PROBLEM DESCRIPTION:
Write out all of the entries exactly as given.

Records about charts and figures
=======
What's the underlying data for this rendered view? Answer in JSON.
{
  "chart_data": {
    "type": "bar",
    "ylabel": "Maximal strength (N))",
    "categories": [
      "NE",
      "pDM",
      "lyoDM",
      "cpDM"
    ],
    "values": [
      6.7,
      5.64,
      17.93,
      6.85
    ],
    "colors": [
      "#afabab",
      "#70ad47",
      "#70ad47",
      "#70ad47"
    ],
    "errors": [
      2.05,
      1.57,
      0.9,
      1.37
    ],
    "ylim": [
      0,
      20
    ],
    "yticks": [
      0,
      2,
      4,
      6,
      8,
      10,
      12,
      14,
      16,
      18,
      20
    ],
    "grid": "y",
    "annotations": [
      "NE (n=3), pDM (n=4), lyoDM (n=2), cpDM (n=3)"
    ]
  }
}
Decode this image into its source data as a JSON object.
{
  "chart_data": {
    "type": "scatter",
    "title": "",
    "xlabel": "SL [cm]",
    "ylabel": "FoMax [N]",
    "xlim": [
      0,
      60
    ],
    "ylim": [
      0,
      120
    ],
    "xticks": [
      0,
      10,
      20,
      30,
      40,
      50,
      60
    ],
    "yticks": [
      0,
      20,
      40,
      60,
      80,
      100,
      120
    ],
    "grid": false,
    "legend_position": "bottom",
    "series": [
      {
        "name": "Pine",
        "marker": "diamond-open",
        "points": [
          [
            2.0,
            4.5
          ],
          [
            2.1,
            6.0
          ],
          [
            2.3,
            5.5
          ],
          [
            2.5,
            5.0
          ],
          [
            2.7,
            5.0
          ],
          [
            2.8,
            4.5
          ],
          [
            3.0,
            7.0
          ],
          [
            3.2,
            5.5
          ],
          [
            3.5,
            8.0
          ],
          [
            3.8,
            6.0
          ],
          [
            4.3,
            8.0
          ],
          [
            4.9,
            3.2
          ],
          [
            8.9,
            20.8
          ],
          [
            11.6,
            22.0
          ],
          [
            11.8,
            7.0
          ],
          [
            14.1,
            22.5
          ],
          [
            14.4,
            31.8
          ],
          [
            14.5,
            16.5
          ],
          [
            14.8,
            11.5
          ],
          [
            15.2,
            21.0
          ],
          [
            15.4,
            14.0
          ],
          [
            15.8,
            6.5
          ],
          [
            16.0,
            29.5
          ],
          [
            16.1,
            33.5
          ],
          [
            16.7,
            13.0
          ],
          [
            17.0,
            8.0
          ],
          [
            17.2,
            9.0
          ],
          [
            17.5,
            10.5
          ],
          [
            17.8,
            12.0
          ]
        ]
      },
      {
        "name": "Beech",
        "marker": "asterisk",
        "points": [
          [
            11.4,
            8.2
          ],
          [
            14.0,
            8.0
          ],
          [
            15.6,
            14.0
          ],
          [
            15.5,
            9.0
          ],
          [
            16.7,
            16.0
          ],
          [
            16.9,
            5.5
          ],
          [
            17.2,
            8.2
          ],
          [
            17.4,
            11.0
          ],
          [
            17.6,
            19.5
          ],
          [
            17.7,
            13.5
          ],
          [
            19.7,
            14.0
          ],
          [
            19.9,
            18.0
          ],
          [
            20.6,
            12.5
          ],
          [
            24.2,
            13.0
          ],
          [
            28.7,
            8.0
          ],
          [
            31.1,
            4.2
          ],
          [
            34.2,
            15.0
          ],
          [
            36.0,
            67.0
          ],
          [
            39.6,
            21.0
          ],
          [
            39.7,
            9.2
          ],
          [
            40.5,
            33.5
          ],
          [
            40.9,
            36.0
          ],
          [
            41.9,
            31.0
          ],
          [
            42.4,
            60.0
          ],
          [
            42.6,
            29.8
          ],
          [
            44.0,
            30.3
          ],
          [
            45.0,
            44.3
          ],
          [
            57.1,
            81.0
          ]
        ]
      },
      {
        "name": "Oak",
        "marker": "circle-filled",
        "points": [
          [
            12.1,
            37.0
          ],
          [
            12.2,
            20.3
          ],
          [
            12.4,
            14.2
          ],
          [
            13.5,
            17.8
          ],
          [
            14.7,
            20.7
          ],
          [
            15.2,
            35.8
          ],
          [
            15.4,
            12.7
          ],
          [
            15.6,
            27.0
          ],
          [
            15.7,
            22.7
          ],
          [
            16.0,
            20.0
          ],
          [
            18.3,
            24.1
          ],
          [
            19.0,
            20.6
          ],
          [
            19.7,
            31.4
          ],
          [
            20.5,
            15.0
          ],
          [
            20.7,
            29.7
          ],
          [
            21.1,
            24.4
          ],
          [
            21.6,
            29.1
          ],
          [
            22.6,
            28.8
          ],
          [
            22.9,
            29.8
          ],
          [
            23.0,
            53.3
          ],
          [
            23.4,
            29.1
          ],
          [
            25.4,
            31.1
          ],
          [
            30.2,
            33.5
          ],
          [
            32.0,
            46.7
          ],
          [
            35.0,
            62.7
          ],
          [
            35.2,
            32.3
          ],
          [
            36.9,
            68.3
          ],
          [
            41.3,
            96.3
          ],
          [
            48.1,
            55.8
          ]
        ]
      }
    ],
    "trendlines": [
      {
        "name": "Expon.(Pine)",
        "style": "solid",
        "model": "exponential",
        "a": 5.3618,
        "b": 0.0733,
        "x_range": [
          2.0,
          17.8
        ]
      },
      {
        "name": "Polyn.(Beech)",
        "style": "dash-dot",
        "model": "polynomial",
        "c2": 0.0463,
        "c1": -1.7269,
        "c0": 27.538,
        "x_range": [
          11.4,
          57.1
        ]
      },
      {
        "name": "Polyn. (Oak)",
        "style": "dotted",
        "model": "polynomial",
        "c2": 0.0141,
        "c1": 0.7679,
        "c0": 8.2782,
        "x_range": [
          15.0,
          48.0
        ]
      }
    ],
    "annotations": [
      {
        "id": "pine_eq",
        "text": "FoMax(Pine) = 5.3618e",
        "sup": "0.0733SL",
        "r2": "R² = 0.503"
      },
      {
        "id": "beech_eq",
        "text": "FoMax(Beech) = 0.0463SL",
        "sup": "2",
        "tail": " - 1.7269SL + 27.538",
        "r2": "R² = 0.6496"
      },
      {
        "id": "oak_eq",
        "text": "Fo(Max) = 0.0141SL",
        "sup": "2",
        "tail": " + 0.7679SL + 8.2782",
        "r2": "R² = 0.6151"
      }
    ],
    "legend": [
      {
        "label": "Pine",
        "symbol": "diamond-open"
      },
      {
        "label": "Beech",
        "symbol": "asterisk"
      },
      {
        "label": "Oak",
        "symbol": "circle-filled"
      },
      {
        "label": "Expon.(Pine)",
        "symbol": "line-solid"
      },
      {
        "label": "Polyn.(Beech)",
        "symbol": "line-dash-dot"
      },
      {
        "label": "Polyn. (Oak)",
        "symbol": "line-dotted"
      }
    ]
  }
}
=======
FINISHED ANSWER:
What's the underlying data for this rendered view? Answer in JSON.
{
  "chart_data": {
    "type": "bar",
    "ylabel": "Maximal strength (N))",
    "categories": [
      "NE",
      "pDM",
      "lyoDM",
      "cpDM"
    ],
    "values": [
      6.7,
      5.64,
      17.93,
      6.85
    ],
    "colors": [
      "#afabab",
      "#70ad47",
      "#70ad47",
      "#70ad47"
    ],
    "errors": [
      2.05,
      1.57,
      0.9,
      1.37
    ],
    "ylim": [
      0,
      20
    ],
    "yticks": [
      0,
      2,
      4,
      6,
      8,
      10,
      12,
      14,
      16,
      18,
      20
    ],
    "grid": "y",
    "annotations": [
      "NE (n=3), pDM (n=4), lyoDM (n=2), cpDM (n=3)"
    ]
  }
}
Decode this image into its source data as a JSON object.
{
  "chart_data": {
    "type": "scatter",
    "title": "",
    "xlabel": "SL [cm]",
    "ylabel": "FoMax [N]",
    "xlim": [
      0,
      60
    ],
    "ylim": [
      0,
      120
    ],
    "xticks": [
      0,
      10,
      20,
      30,
      40,
      50,
      60
    ],
    "yticks": [
      0,
      20,
      40,
      60,
      80,
      100,
      120
    ],
    "grid": false,
    "legend_position": "bottom",
    "series": [
      {
        "name": "Pine",
        "marker": "diamond-open",
        "points": [
          [
            2.0,
            4.5
          ],
          [
            2.1,
            6.0
          ],
          [
            2.3,
            5.5
          ],
          [
            2.5,
            5.0
          ],
          [
            2.7,
            5.0
          ],
          [
            2.8,
            4.5
          ],
          [
            3.0,
            7.0
          ],
          [
            3.2,
            5.5
          ],
          [
            3.5,
            8.0
          ],
          [
            3.8,
            6.0
          ],
          [
            4.3,
            8.0
          ],
          [
            4.9,
            3.2
          ],
          [
            8.9,
            20.8
          ],
          [
            11.6,
            22.0
          ],
          [
            11.8,
            7.0
          ],
          [
            14.1,
            22.5
          ],
          [
            14.4,
            31.8
          ],
          [
            14.5,
            16.5
          ],
          [
            14.8,
            11.5
          ],
          [
            15.2,
            21.0
          ],
          [
            15.4,
            14.0
          ],
          [
            15.8,
            6.5
          ],
          [
            16.0,
            29.5
          ],
          [
            16.1,
            33.5
          ],
          [
            16.7,
            13.0
          ],
          [
            17.0,
            8.0
          ],
          [
            17.2,
            9.0
          ],
          [
            17.5,
            10.5
          ],
          [
            17.8,
            12.0
          ]
        ]
      },
      {
        "name": "Beech",
        "marker": "asterisk",
        "points": [
          [
            11.4,
            8.2
          ],
          [
            14.0,
            8.0
          ],
          [
            15.6,
            14.0
          ],
          [
            15.5,
            9.0
          ],
          [
            16.7,
            16.0
          ],
          [
            16.9,
            5.5
          ],
          [
            17.2,
            8.2
          ],
          [
            17.4,
            11.0
          ],
          [
            17.6,
            19.5
          ],
          [
            17.7,
            13.5
          ],
          [
            19.7,
            14.0
          ],
          [
            19.9,
            18.0
          ],
          [
            20.6,
            12.5
          ],
          [
            24.2,
            13.0
          ],
          [
            28.7,
            8.0
          ],
          [
            31.1,
            4.2
          ],
          [
            34.2,
            15.0
          ],
          [
            36.0,
            67.0
          ],
          [
            39.6,
            21.0
          ],
          [
            39.7,
            9.2
          ],
          [
            40.5,
            33.5
          ],
          [
            40.9,
            36.0
          ],
          [
            41.9,
            31.0
          ],
          [
            42.4,
            60.0
          ],
          [
            42.6,
            29.8
          ],
          [
            44.0,
            30.3
          ],
          [
            45.0,
            44.3
          ],
          [
            57.1,
            81.0
          ]
        ]
      },
      {
        "name": "Oak",
        "marker": "circle-filled",
        "points": [
          [
            12.1,
            37.0
          ],
          [
            12.2,
            20.3
          ],
          [
            12.4,
            14.2
          ],
          [
            13.5,
            17.8
          ],
          [
            14.7,
            20.7
          ],
          [
            15.2,
            35.8
          ],
          [
            15.4,
            12.7
          ],
          [
            15.6,
            27.0
          ],
          [
            15.7,
            22.7
          ],
          [
            16.0,
            20.0
          ],
          [
            18.3,
            24.1
          ],
          [
            19.0,
            20.6
          ],
          [
            19.7,
            31.4
          ],
          [
            20.5,
            15.0
          ],
          [
            20.7,
            29.7
          ],
          [
            21.1,
            24.4
          ],
          [
            21.6,
            29.1
          ],
          [
            22.6,
            28.8
          ],
          [
            22.9,
            29.8
          ],
          [
            23.0,
            53.3
          ],
          [
            23.4,
            29.1
          ],
          [
            25.4,
            31.1
          ],
          [
            30.2,
            33.5
          ],
          [
            32.0,
            46.7
          ],
          [
            35.0,
            62.7
          ],
          [
            35.2,
            32.3
          ],
          [
            36.9,
            68.3
          ],
          [
            41.3,
            96.3
          ],
          [
            48.1,
            55.8
          ]
        ]
      }
    ],
    "trendlines": [
      {
        "name": "Expon.(Pine)",
        "style": "solid",
        "model": "exponential",
        "a": 5.3618,
        "b": 0.0733,
        "x_range": [
          2.0,
          17.8
        ]
      },
      {
        "name": "Polyn.(Beech)",
        "style": "dash-dot",
        "model": "polynomial",
        "c2": 0.0463,
        "c1": -1.7269,
        "c0": 27.538,
        "x_range": [
          11.4,
          57.1
        ]
      },
      {
        "name": "Polyn. (Oak)",
        "style": "dotted",
        "model": "polynomial",
        "c2": 0.0141,
        "c1": 0.7679,
        "c0": 8.2782,
        "x_range": [
          15.0,
          48.0
        ]
      }
    ],
    "annotations": [
      {
        "id": "pine_eq",
        "text": "FoMax(Pine) = 5.3618e",
        "sup": "0.0733SL",
        "r2": "R² = 0.503"
      },
      {
        "id": "beech_eq",
        "text": "FoMax(Beech) = 0.0463SL",
        "sup": "2",
        "tail": " - 1.7269SL + 27.538",
        "r2": "R² = 0.6496"
      },
      {
        "id": "oak_eq",
        "text": "Fo(Max) = 0.0141SL",
        "sup": "2",
        "tail": " + 0.7679SL + 8.2782",
        "r2": "R² = 0.6151"
      }
    ],
    "legend": [
      {
        "label": "Pine",
        "symbol": "diamond-open"
      },
      {
        "label": "Beech",
        "symbol": "asterisk"
      },
      {
        "label": "Oak",
        "symbol": "circle-filled"
      },
      {
        "label": "Expon.(Pine)",
        "symbol": "line-solid"
      },
      {
        "label": "Polyn.(Beech)",
        "symbol": "line-dash-dot"
      },
      {
        "label": "Polyn. (Oak)",
        "symbol": "line-dotted"
      }
    ]
  }
}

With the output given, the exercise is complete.